| PROBLEM |
Give every entry again, word for word and in full.

════════════════════

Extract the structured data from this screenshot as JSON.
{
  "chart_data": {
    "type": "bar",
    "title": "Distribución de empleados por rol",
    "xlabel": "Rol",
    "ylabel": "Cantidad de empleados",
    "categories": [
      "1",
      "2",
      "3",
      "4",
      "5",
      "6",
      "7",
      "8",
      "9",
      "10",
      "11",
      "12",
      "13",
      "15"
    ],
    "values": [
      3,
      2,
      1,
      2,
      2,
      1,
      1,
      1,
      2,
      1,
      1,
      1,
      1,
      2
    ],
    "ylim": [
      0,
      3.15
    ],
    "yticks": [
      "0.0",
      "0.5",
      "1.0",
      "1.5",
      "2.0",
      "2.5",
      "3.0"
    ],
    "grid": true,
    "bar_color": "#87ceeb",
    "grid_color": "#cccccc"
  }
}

════════════════════

| CORRECT RESPONSE |
Extract the structured data from this screenshot as JSON.
{
  "chart_data": {
    "type": "bar",
    "title": "Distribución de empleados por rol",
    "xlabel": "Rol",
    "ylabel": "Cantidad de empleados",
    "categories": [
      "1",
      "2",
      "3",
      "4",
      "5",
      "6",
      "7",
      "8",
      "9",
      "10",
      "11",
      "12",
      "13",
      "15"
    ],
    "values": [
      3,
      2,
      1,
      2,
      2,
      1,
      1,
      1,
      2,
      1,
      1,
      1,
      1,
      2
    ],
    "ylim": [
      0,
      3.15
    ],
    "yticks": [
      "0.0",
      "0.5",
      "1.0",
      "1.5",
      "2.0",
      "2.5",
      "3.0"
    ],
    "grid": true,
    "bar_color": "#87ceeb",
    "grid_color": "#cccccc"
  }
}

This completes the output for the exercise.